• _THE TASK_
Write out every line of the listing below without changing a single character.

Rows from a dataset:

-------------------------

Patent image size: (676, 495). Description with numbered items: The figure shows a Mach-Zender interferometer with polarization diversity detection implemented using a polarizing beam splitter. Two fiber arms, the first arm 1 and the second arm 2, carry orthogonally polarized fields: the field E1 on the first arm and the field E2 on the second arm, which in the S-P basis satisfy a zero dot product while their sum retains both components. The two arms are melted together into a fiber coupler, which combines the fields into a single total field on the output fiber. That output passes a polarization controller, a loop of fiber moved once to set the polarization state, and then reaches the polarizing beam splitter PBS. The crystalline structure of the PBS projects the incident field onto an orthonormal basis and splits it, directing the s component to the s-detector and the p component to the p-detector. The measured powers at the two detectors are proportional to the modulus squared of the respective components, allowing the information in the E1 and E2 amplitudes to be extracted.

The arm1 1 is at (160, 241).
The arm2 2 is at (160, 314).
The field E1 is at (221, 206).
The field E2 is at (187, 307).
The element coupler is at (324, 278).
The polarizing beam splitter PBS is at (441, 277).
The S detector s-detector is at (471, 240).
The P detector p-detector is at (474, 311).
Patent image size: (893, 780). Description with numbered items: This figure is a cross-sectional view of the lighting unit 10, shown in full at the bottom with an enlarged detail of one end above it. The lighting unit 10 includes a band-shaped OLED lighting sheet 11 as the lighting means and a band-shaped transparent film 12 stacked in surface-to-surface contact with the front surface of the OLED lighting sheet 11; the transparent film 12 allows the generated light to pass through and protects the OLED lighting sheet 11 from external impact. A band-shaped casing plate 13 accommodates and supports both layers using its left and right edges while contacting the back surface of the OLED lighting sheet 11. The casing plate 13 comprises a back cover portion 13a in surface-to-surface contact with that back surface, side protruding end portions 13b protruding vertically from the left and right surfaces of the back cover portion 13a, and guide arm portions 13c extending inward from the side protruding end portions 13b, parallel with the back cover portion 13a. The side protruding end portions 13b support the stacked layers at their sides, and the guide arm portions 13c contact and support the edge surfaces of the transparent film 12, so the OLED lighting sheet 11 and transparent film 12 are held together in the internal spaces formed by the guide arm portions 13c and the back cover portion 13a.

-------------------------

• _RESULT BELOW_
Patent image size: (676, 495). Description with numbered items: The figure shows a Mach-Zender interferometer with polarization diversity detection implemented using a polarizing beam splitter. Two fiber arms, the first arm 1 and the second arm 2, carry orthogonally polarized fields: the field E1 on the first arm and the field E2 on the second arm, which in the S-P basis satisfy a zero dot product while their sum retains both components. The two arms are melted together into a fiber coupler, which combines the fields into a single total field on the output fiber. That output passes a polarization controller, a loop of fiber moved once to set the polarization state, and then reaches the polarizing beam splitter PBS. The crystalline structure of the PBS projects the incident field onto an orthonormal basis and splits it, directing the s component to the s-detector and the p component to the p-detector. The measured powers at the two detectors are proportional to the modulus squared of the respective components, allowing the information in the E1 and E2 amplitudes to be extracted.

The arm1 1 is at (160, 241).
The arm2 2 is at (160, 314).
The field E1 is at (221, 206).
The field E2 is at (187, 307).
The element coupler is at (324, 278).
The polarizing beam splitter PBS is at (441, 277).
The S detector s-detector is at (471, 240).
The P detector p-detector is at (474, 311).
Patent image size: (893, 780). Description with numbered items: This figure is a cross-sectional view of the lighting unit 10, shown in full at the bottom with an enlarged detail of one end above it. The lighting unit 10 includes a band-shaped OLED lighting sheet 11 as the lighting means and a band-shaped transparent film 12 stacked in surface-to-surface contact with the front surface of the OLED lighting sheet 11; the transparent film 12 allows the generated light to pass through and protects the OLED lighting sheet 11 from external impact. A band-shaped casing plate 13 accommodates and supports both layers using its left and right edges while contacting the back surface of the OLED lighting sheet 11. The casing plate 13 comprises a back cover portion 13a in surface-to-surface contact with that back surface, side protruding end portions 13b protruding vertically from the left and right surfaces of the back cover portion 13a, and guide arm portions 13c extending inward from the side protruding end portions 13b, parallel with the back cover portion 13a. The side protruding end portions 13b support the stacked layers at their sides, and the guide arm portions 13c contact and support the edge surfaces of the transparent film 12, so the OLED lighting sheet 11 and transparent film 12 are held together in the internal spaces formed by the guide arm portions 13c and the back cover portion 13a.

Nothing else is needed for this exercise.